---- WORKING DATA

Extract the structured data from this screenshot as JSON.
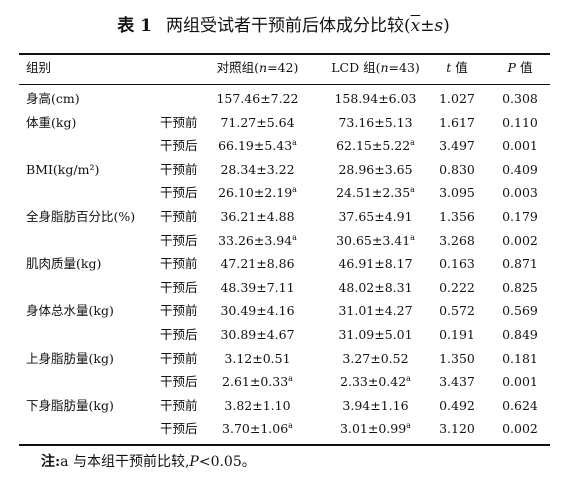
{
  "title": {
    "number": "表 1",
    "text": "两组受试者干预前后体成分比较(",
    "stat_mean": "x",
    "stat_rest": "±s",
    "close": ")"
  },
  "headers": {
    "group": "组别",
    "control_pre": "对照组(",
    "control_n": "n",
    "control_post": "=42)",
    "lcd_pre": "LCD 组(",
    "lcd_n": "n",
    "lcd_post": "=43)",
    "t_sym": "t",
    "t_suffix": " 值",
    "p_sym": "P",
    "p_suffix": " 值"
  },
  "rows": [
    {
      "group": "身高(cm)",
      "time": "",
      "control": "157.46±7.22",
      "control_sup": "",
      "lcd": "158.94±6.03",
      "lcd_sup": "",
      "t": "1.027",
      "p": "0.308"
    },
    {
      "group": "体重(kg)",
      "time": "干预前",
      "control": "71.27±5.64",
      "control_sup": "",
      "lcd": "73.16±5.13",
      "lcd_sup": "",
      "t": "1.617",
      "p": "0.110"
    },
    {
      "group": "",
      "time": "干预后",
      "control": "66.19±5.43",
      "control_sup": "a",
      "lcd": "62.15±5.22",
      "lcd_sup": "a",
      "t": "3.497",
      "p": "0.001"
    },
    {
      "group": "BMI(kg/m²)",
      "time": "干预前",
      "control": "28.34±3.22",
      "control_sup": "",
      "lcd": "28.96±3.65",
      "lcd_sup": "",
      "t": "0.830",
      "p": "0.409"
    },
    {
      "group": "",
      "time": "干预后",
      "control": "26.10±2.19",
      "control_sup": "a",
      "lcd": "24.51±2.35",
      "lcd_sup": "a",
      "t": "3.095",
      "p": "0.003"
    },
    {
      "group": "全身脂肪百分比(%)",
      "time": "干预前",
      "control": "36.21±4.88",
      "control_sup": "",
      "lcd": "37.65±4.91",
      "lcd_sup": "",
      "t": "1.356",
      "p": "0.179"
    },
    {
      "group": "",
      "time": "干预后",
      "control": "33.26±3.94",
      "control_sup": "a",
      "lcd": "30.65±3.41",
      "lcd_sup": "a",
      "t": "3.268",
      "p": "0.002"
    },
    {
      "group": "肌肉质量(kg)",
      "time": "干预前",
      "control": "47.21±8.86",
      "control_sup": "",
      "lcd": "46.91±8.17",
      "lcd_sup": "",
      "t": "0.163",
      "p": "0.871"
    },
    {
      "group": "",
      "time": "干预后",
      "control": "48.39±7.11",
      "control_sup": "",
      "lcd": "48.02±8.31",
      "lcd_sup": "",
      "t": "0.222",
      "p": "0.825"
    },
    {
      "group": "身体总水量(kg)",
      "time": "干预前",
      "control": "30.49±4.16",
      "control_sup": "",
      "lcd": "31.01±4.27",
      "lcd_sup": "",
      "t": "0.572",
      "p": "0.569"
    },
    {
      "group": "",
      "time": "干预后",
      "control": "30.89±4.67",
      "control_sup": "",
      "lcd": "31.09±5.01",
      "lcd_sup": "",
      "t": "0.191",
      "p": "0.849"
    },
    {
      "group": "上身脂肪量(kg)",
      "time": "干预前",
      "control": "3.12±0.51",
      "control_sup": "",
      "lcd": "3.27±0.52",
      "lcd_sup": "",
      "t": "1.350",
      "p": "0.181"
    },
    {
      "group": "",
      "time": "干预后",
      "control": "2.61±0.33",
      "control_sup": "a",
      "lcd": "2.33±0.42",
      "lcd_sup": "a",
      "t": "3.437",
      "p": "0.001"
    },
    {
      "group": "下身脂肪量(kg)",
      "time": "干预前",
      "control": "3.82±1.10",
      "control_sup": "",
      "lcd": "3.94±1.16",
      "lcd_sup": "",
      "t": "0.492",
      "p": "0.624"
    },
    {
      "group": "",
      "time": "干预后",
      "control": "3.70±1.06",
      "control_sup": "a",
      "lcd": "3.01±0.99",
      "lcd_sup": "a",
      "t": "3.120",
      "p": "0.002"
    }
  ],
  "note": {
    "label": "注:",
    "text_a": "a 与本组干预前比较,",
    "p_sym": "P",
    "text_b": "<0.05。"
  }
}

--------

WRITTEN PROBLEM:
Quote each line of the listing exactly, but leave the pictures out.

OUTPUT BELOW:
Extract the structured data from this screenshot as JSON.
{
  "title": {
    "number": "表 1",
    "text": "两组受试者干预前后体成分比较(",
    "stat_mean": "x",
    "stat_rest": "±s",
    "close": ")"
  },
  "headers": {
    "group": "组别",
    "control_pre": "对照组(",
    "control_n": "n",
    "control_post": "=42)",
    "lcd_pre": "LCD 组(",
    "lcd_n": "n",
    "lcd_post": "=43)",
    "t_sym": "t",
    "t_suffix": " 值",
    "p_sym": "P",
    "p_suffix": " 值"
  },
  "rows": [
    {
      "group": "身高(cm)",
      "time": "",
      "control": "157.46±7.22",
      "control_sup": "",
      "lcd": "158.94±6.03",
      "lcd_sup": "",
      "t": "1.027",
      "p": "0.308"
    },
    {
      "group": "体重(kg)",
      "time": "干预前",
      "control": "71.27±5.64",
      "control_sup": "",
      "lcd": "73.16±5.13",
      "lcd_sup": "",
      "t": "1.617",
      "p": "0.110"
    },
    {
      "group": "",
      "time": "干预后",
      "control": "66.19±5.43",
      "control_sup": "a",
      "lcd": "62.15±5.22",
      "lcd_sup": "a",
      "t": "3.497",
      "p": "0.001"
    },
    {
      "group": "BMI(kg/m²)",
      "time": "干预前",
      "control": "28.34±3.22",
      "control_sup": "",
      "lcd": "28.96±3.65",
      "lcd_sup": "",
      "t": "0.830",
      "p": "0.409"
    },
    {
      "group": "",
      "time": "干预后",
      "control": "26.10±2.19",
      "control_sup": "a",
      "lcd": "24.51±2.35",
      "lcd_sup": "a",
      "t": "3.095",
      "p": "0.003"
    },
    {
      "group": "全身脂肪百分比(%)",
      "time": "干预前",
      "control": "36.21±4.88",
      "control_sup": "",
      "lcd": "37.65±4.91",
      "lcd_sup": "",
      "t": "1.356",
      "p": "0.179"
    },
    {
      "group": "",
      "time": "干预后",
      "control": "33.26±3.94",
      "control_sup": "a",
      "lcd": "30.65±3.41",
      "lcd_sup": "a",
      "t": "3.268",
      "p": "0.002"
    },
    {
      "group": "肌肉质量(kg)",
      "time": "干预前",
      "control": "47.21±8.86",
      "control_sup": "",
      "lcd": "46.91±8.17",
      "lcd_sup": "",
      "t": "0.163",
      "p": "0.871"
    },
    {
      "group": "",
      "time": "干预后",
      "control": "48.39±7.11",
      "control_sup": "",
      "lcd": "48.02±8.31",
      "lcd_sup": "",
      "t": "0.222",
      "p": "0.825"
    },
    {
      "group": "身体总水量(kg)",
      "time": "干预前",
      "control": "30.49±4.16",
      "control_sup": "",
      "lcd": "31.01±4.27",
      "lcd_sup": "",
      "t": "0.572",
      "p": "0.569"
    },
    {
      "group": "",
      "time": "干预后",
      "control": "30.89±4.67",
      "control_sup": "",
      "lcd": "31.09±5.01",
      "lcd_sup": "",
      "t": "0.191",
      "p": "0.849"
    },
    {
      "group": "上身脂肪量(kg)",
      "time": "干预前",
      "control": "3.12±0.51",
      "control_sup": "",
      "lcd": "3.27±0.52",
      "lcd_sup": "",
      "t": "1.350",
      "p": "0.181"
    },
    {
      "group": "",
      "time": "干预后",
      "control": "2.61±0.33",
      "control_sup": "a",
      "lcd": "2.33±0.42",
      "lcd_sup": "a",
      "t": "3.437",
      "p": "0.001"
    },
    {
      "group": "下身脂肪量(kg)",
      "time": "干预前",
      "control": "3.82±1.10",
      "control_sup": "",
      "lcd": "3.94±1.16",
      "lcd_sup": "",
      "t": "0.492",
      "p": "0.624"
    },
    {
      "group": "",
      "time": "干预后",
      "control": "3.70±1.06",
      "control_sup": "a",
      "lcd": "3.01±0.99",
      "lcd_sup": "a",
      "t": "3.120",
      "p": "0.002"
    }
  ],
  "note": {
    "label": "注:",
    "text_a": "a 与本组干预前比较,",
    "p_sym": "P",
    "text_b": "<0.05。"
  }
}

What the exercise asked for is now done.